• Task objective:
Locate the word "name" in the data below, then copy every line that holds it.

• Raw records:

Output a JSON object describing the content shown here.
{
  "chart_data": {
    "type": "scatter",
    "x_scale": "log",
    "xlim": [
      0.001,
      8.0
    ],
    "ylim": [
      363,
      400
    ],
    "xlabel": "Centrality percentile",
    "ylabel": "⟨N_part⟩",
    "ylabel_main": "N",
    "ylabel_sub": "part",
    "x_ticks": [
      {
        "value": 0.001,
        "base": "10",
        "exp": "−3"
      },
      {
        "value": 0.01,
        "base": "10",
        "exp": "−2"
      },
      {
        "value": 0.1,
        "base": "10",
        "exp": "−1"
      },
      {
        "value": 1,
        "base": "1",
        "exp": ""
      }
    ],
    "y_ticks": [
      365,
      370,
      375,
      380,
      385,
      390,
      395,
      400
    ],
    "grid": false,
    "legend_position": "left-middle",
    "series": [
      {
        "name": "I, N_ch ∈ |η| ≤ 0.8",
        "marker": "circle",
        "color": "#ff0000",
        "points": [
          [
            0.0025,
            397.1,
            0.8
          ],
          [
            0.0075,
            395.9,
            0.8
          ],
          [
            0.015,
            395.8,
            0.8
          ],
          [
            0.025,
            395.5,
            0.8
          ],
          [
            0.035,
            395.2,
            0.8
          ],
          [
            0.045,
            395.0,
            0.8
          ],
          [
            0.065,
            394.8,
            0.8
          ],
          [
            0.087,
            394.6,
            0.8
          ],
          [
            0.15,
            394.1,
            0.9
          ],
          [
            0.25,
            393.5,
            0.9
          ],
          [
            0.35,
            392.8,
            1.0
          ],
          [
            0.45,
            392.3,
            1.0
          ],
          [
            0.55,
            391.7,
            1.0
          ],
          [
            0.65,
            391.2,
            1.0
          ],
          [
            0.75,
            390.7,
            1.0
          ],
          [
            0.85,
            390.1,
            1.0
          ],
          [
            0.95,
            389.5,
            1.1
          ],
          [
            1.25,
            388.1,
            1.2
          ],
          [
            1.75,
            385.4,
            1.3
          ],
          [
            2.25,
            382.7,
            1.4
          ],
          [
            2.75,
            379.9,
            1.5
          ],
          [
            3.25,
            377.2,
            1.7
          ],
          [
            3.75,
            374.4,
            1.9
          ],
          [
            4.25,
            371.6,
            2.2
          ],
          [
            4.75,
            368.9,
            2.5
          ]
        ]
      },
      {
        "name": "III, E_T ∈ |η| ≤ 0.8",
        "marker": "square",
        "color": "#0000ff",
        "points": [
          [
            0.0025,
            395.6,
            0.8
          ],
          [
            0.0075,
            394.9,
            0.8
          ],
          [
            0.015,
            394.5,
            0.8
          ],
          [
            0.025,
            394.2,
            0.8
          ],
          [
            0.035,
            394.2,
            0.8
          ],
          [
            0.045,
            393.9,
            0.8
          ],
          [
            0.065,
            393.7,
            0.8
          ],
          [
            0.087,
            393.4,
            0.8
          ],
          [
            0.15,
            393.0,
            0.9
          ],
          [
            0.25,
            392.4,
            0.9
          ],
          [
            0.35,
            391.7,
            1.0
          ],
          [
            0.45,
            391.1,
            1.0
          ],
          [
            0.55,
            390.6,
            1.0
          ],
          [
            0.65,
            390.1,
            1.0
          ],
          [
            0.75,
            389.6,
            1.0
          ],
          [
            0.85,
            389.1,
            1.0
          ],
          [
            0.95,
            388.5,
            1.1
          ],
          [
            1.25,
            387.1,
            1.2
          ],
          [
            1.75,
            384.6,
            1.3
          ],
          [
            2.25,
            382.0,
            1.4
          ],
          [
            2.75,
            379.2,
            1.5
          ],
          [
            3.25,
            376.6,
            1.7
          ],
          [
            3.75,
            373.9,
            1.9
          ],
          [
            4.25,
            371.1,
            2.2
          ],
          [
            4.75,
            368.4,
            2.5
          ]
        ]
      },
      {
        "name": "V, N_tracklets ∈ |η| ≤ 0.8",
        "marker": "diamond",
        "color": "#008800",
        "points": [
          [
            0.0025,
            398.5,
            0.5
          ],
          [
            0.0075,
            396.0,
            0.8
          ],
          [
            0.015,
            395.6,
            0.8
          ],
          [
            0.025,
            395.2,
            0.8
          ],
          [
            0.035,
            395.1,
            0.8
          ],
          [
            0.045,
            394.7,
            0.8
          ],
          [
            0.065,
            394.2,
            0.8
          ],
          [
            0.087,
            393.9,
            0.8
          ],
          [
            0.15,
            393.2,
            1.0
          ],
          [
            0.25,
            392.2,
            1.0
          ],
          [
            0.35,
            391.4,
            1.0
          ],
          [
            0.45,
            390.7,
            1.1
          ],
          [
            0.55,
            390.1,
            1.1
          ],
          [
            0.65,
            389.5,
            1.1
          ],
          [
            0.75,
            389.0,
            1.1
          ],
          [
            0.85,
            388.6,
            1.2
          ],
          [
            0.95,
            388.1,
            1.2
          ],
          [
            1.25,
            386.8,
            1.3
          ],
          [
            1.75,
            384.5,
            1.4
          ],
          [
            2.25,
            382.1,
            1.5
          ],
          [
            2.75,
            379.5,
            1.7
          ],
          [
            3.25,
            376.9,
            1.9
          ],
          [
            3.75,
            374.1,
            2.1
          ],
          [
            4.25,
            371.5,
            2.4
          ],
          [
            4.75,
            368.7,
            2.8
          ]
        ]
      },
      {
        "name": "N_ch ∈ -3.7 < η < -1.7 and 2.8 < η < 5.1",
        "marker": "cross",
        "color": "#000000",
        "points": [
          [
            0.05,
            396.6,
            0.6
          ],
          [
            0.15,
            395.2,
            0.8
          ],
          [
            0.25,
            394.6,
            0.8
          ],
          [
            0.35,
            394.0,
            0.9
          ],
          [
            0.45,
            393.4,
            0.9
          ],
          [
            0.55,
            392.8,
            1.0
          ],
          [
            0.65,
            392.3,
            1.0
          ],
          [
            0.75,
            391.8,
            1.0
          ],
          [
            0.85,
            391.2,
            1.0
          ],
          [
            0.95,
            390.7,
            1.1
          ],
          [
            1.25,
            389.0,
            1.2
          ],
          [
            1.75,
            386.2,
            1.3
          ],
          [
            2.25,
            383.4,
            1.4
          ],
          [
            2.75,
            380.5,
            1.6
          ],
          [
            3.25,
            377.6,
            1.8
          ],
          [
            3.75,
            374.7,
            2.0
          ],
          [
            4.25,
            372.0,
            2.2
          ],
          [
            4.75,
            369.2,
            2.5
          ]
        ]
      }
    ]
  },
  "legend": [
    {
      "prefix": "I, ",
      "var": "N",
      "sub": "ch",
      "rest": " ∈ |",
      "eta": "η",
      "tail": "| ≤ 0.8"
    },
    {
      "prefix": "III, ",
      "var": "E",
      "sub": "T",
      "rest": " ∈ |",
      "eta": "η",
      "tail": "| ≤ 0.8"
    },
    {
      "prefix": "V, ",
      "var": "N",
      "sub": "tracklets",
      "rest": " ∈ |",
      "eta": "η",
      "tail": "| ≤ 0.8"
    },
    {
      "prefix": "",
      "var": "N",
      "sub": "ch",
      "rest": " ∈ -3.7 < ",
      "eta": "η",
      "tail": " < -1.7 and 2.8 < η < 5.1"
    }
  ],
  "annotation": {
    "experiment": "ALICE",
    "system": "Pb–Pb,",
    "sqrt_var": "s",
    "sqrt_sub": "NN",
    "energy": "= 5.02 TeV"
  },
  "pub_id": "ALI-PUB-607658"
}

• Task solution:
        "name": "I, N_ch ∈ |η| ≤ 0.8",
        "name": "III, E_T ∈ |η| ≤ 0.8",
        "name": "V, N_tracklets ∈ |η| ≤ 0.8",
        "name": "N_ch ∈ -3.7 < η < -1.7 and 2.8 < η < 5.1",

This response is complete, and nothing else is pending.